DIRECTIONS:
(1) Update the Cisco-to-Zscaler tunnel post by giving everything from "I have a tunnel" down to "protected vrf: (none)" again, with "VTI" changed to "virtual tunnel interface".
(2) In the Cisco-to-Zscaler tunnel post, what address is shown as the remote crypto endpoint?
(3) Continue the Cisco-to-Zscaler tunnel post from its last line.

PASSAGE PROVIDED:
Segment Open

I have a tunnel from Cisco IOS-XE (SDWAN) to Zscaler configured. The crypto phases are up (IKEv2 and IPSec), however the VTI is down:

swn-01#sho crypto ipsec sa interface Tunn11

interface: Tunnel11
Crypto map tag: Tunnel11-head-0, local addr 10.241.173.228

protected vrf: (none)
local ident (addr/mask/prot/port): (0.0.0.0/0.0.0.0/0/0)
remote ident (addr/mask/prot/port): (0.0.0.0/0.0.0.0/0/0)
current_peer 165.225.50.19 port 500
PERMIT, flags={origin_is_acl,}
#pkts encaps: 0, #pkts encrypt: 0, #pkts digest: 0
#pkts decaps: 0, #pkts decrypt: 0, #pkts verify: 0
#pkts compressed: 0, #pkts decompressed: 0
#pkts not compressed: 0, #pkts compr. failed: 0
#pkts not decompressed: 0, #pkts decompress failed: 0
#send errors 0, #recv errors 0

local crypto endpt.: 10.241.173.228, remote crypto endpt.: 165.225.50.19
plaintext mtu 1500, path mtu 1500, ip mtu 1500, ip mtu idb GigabitEthernet1
current outbound spi: 0x0(0)

Segment Closed

DATA EXTRACT:
Segment Open

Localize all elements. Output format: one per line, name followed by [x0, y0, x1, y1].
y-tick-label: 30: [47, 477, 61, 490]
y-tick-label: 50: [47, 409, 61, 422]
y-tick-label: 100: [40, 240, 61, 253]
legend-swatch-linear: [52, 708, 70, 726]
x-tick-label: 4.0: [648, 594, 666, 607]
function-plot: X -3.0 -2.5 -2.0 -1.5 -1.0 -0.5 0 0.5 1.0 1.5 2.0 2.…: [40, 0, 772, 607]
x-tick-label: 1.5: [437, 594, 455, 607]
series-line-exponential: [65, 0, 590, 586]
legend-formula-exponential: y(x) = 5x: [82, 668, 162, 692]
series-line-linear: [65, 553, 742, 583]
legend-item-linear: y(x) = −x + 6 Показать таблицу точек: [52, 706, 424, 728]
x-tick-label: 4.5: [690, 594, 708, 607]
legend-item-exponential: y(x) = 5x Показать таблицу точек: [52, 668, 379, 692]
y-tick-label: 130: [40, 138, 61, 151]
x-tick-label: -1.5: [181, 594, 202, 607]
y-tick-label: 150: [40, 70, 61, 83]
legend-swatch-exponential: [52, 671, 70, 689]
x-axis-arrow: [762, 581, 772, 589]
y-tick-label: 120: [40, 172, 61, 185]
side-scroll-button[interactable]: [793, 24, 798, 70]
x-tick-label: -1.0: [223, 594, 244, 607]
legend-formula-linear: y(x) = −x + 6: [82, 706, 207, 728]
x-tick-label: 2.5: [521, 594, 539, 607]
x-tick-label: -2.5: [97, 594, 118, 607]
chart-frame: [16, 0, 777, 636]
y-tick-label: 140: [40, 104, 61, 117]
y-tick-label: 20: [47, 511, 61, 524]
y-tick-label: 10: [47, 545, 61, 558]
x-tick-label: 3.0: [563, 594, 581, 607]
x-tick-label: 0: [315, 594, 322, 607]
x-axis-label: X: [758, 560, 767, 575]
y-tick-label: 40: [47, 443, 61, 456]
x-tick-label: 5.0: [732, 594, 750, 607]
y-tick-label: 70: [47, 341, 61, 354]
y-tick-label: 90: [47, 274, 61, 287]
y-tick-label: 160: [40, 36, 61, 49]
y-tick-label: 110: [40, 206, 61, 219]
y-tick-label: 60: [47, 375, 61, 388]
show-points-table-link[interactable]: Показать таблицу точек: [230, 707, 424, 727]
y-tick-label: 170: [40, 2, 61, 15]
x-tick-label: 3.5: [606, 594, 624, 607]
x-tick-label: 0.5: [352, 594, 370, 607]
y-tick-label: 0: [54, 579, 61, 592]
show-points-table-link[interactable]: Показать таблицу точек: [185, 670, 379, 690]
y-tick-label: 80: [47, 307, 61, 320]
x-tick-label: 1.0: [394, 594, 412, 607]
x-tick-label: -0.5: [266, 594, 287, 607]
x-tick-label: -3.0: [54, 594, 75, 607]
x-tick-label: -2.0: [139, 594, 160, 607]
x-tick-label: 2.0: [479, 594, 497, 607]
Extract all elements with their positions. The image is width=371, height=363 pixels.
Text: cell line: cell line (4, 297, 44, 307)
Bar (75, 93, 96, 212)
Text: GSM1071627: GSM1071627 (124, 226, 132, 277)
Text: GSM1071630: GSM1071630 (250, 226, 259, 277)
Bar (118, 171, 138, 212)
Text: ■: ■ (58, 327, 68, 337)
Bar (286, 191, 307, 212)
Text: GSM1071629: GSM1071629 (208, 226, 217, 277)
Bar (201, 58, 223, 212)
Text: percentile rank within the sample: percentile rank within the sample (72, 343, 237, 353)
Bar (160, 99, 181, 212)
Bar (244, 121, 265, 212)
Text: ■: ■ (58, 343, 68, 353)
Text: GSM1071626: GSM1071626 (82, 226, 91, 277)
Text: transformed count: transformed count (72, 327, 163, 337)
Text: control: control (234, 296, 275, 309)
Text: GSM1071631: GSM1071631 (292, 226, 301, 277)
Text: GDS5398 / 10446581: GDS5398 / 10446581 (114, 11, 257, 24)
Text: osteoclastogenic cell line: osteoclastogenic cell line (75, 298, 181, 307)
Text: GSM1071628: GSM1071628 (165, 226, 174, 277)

Segment Closed

RESPONSE LIST:
(1)
I have a tunnel from Cisco IOS-XE (SDWAN) to Zscaler configured. The crypto phases are up (IKEv2 and IPSec), however the virtual tunnel interface is down:

swn-01#sho crypto ipsec sa interface Tunn11

interface: Tunnel11
Crypto map tag: Tunnel11-head-0, local addr 10.241.173.228

protected vrf: (none)

(2) 165.225.50.19

(3)
PFS (Y/N): N, DH group: none

swn-01#sho ip int br | inc Tunnel11
Tunnel11 169.254.0.2 YES other up down

swn-01#sho run | inc route
ip route 4.2.2.2 255.255.255.255 Tunnel11

swn-01#sh run int Tunn11
Building configuration...

Current configuration : 281 bytes
!
interface Tunnel11
description tunnel1toZscaler
ip address 169.254.0.2 255.255.255.252
ip mtu 1500
tunnel source GigabitEthernet1
tunnel mode ipsec ipv4
tunnel destination 165.225.50.19
tunnel path-mtu-discovery
tunnel protection ipsec profile zscaler-ipsec-profile
end

Any idea why the VTI will not come up?